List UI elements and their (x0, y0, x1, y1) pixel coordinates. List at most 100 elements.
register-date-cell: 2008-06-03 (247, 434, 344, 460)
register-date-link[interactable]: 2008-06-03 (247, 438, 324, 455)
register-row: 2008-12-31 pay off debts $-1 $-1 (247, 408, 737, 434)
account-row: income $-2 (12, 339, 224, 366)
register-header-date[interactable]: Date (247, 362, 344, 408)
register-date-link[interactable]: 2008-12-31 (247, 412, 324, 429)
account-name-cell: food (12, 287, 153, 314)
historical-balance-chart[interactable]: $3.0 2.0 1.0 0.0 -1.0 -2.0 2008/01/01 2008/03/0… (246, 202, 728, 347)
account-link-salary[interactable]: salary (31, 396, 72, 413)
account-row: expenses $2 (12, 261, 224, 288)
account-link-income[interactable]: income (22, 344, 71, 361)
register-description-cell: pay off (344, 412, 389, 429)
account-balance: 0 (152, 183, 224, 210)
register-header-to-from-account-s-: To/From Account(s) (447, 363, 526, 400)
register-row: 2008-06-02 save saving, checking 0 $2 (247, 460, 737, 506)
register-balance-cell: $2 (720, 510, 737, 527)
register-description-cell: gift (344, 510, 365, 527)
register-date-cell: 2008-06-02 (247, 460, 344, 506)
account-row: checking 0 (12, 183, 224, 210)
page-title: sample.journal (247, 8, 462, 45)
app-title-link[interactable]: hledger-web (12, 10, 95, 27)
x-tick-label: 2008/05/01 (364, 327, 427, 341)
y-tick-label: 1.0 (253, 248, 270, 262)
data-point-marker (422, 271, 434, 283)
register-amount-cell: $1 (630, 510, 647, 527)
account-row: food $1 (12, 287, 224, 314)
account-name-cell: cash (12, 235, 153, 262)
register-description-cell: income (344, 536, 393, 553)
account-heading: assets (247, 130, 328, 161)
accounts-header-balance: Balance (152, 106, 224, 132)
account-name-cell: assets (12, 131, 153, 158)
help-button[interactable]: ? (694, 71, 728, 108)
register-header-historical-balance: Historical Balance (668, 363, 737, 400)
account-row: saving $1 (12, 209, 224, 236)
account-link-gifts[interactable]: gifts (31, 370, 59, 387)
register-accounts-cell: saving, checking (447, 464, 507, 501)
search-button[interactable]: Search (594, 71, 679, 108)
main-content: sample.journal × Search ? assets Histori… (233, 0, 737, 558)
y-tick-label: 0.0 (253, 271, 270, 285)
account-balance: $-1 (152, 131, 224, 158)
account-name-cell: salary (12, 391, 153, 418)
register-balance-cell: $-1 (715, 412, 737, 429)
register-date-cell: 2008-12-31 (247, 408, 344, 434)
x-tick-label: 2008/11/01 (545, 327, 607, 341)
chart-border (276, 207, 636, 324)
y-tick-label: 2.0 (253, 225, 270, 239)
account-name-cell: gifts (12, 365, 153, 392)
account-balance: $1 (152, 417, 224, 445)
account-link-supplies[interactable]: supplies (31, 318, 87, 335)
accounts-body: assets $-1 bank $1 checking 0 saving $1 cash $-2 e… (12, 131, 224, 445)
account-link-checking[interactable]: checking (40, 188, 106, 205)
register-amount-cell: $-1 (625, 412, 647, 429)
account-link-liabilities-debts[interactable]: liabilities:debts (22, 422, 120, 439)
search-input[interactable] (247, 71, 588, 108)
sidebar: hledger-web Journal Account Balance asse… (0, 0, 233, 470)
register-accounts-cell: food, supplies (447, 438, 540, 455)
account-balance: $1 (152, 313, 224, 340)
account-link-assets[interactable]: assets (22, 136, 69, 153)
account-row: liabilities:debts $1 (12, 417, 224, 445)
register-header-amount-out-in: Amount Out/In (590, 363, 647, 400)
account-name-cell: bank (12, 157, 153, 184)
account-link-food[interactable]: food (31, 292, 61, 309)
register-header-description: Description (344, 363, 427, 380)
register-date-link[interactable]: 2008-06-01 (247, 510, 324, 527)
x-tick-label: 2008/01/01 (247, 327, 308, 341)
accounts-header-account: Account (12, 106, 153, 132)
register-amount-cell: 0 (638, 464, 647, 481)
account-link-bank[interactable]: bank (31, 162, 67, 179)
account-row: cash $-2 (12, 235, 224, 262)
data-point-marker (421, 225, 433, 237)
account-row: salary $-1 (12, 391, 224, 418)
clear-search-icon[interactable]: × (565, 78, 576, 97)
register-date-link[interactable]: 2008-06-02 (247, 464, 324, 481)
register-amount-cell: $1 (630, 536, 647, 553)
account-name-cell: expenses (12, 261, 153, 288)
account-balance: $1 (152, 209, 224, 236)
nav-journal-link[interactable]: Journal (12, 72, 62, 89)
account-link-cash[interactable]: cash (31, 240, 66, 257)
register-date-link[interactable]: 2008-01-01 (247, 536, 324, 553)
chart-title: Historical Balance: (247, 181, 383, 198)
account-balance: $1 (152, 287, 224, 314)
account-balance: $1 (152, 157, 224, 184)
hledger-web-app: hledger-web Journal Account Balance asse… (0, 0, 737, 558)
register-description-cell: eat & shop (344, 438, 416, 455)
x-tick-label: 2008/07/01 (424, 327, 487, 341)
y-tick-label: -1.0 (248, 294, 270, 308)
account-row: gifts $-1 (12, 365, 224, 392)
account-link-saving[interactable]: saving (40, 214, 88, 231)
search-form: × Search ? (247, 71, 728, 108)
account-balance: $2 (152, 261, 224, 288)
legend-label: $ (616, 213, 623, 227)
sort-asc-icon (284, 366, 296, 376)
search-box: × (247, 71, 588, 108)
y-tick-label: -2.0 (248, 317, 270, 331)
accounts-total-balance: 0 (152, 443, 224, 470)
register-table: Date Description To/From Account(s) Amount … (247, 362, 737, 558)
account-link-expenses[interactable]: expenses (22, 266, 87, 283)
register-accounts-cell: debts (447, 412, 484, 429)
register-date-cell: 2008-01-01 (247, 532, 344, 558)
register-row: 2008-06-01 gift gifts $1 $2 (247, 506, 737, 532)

» **Stated task**
Could you copy every row above word for word, with nothing changed?

» **Result**
List UI elements and their (x0, y0, x1, y1) pixel coordinates. List at most 100 elements.
register-date-cell: 2008-06-03 (247, 434, 344, 460)
register-date-link[interactable]: 2008-06-03 (247, 438, 324, 455)
register-row: 2008-12-31 pay off debts $-1 $-1 (247, 408, 737, 434)
account-row: income $-2 (12, 339, 224, 366)
register-header-date[interactable]: Date (247, 362, 344, 408)
register-date-link[interactable]: 2008-12-31 (247, 412, 324, 429)
account-name-cell: food (12, 287, 153, 314)
historical-balance-chart[interactable]: $3.0 2.0 1.0 0.0 -1.0 -2.0 2008/01/01 2008/03/0… (246, 202, 728, 347)
account-link-salary[interactable]: salary (31, 396, 72, 413)
account-row: expenses $2 (12, 261, 224, 288)
account-link-income[interactable]: income (22, 344, 71, 361)
register-description-cell: pay off (344, 412, 389, 429)
account-balance: 0 (152, 183, 224, 210)
register-header-to-from-account-s-: To/From Account(s) (447, 363, 526, 400)
register-row: 2008-06-02 save saving, checking 0 $2 (247, 460, 737, 506)
register-balance-cell: $2 (720, 510, 737, 527)
register-description-cell: gift (344, 510, 365, 527)
register-date-cell: 2008-06-02 (247, 460, 344, 506)
account-row: checking 0 (12, 183, 224, 210)
page-title: sample.journal (247, 8, 462, 45)
app-title-link[interactable]: hledger-web (12, 10, 95, 27)
x-tick-label: 2008/05/01 (364, 327, 427, 341)
y-tick-label: 1.0 (253, 248, 270, 262)
data-point-marker (422, 271, 434, 283)
register-amount-cell: $1 (630, 510, 647, 527)
account-row: food $1 (12, 287, 224, 314)
account-name-cell: cash (12, 235, 153, 262)
register-description-cell: income (344, 536, 393, 553)
account-heading: assets (247, 130, 328, 161)
accounts-header-balance: Balance (152, 106, 224, 132)
account-name-cell: assets (12, 131, 153, 158)
help-button[interactable]: ? (694, 71, 728, 108)
register-header-historical-balance: Historical Balance (668, 363, 737, 400)
account-row: saving $1 (12, 209, 224, 236)
account-link-gifts[interactable]: gifts (31, 370, 59, 387)
register-accounts-cell: saving, checking (447, 464, 507, 501)
search-button[interactable]: Search (594, 71, 679, 108)
main-content: sample.journal × Search ? assets Histori… (233, 0, 737, 558)
y-tick-label: 0.0 (253, 271, 270, 285)
account-balance: $-1 (152, 131, 224, 158)
account-name-cell: salary (12, 391, 153, 418)
register-balance-cell: $-1 (715, 412, 737, 429)
register-date-cell: 2008-12-31 (247, 408, 344, 434)
x-tick-label: 2008/11/01 (545, 327, 607, 341)
chart-border (276, 207, 636, 324)
y-tick-label: 2.0 (253, 225, 270, 239)
account-name-cell: gifts (12, 365, 153, 392)
account-balance: $1 (152, 417, 224, 445)
account-link-supplies[interactable]: supplies (31, 318, 87, 335)
accounts-body: assets $-1 bank $1 checking 0 saving $1 cash $-2 e… (12, 131, 224, 445)
account-link-checking[interactable]: checking (40, 188, 106, 205)
register-amount-cell: $-1 (625, 412, 647, 429)
account-link-liabilities-debts[interactable]: liabilities:debts (22, 422, 120, 439)
search-input[interactable] (247, 71, 588, 108)
sidebar: hledger-web Journal Account Balance asse… (0, 0, 233, 470)
register-accounts-cell: food, supplies (447, 438, 540, 455)
account-balance: $1 (152, 313, 224, 340)
account-link-assets[interactable]: assets (22, 136, 69, 153)
account-row: liabilities:debts $1 (12, 417, 224, 445)
register-header-amount-out-in: Amount Out/In (590, 363, 647, 400)
account-name-cell: bank (12, 157, 153, 184)
account-link-food[interactable]: food (31, 292, 61, 309)
register-header-description: Description (344, 363, 427, 380)
register-date-link[interactable]: 2008-06-01 (247, 510, 324, 527)
x-tick-label: 2008/01/01 (247, 327, 308, 341)
accounts-header-account: Account (12, 106, 153, 132)
register-amount-cell: 0 (638, 464, 647, 481)
account-link-bank[interactable]: bank (31, 162, 67, 179)
account-row: cash $-2 (12, 235, 224, 262)
data-point-marker (421, 225, 433, 237)
account-row: salary $-1 (12, 391, 224, 418)
clear-search-icon[interactable]: × (565, 78, 576, 97)
register-date-link[interactable]: 2008-06-02 (247, 464, 324, 481)
register-amount-cell: $1 (630, 536, 647, 553)
account-name-cell: expenses (12, 261, 153, 288)
account-balance: $1 (152, 209, 224, 236)
nav-journal-link[interactable]: Journal (12, 72, 62, 89)
account-link-cash[interactable]: cash (31, 240, 66, 257)
register-date-link[interactable]: 2008-01-01 (247, 536, 324, 553)
chart-title: Historical Balance: (247, 181, 383, 198)
account-balance: $1 (152, 287, 224, 314)
account-balance: $1 (152, 157, 224, 184)
hledger-web-app: hledger-web Journal Account Balance asse… (0, 0, 737, 558)
register-description-cell: eat & shop (344, 438, 416, 455)
x-tick-label: 2008/07/01 (424, 327, 487, 341)
y-tick-label: -1.0 (248, 294, 270, 308)
account-row: gifts $-1 (12, 365, 224, 392)
account-link-saving[interactable]: saving (40, 214, 88, 231)
search-form: × Search ? (247, 71, 728, 108)
account-balance: $2 (152, 261, 224, 288)
legend-label: $ (616, 213, 623, 227)
sort-asc-icon (284, 366, 296, 376)
search-box: × (247, 71, 588, 108)
y-tick-label: -2.0 (248, 317, 270, 331)
accounts-total-balance: 0 (152, 443, 224, 470)
register-table: Date Description To/From Account(s) Amount … (247, 362, 737, 558)
account-link-expenses[interactable]: expenses (22, 266, 87, 283)
register-accounts-cell: debts (447, 412, 484, 429)
register-date-cell: 2008-01-01 (247, 532, 344, 558)
register-row: 2008-06-01 gift gifts $1 $2 (247, 506, 737, 532)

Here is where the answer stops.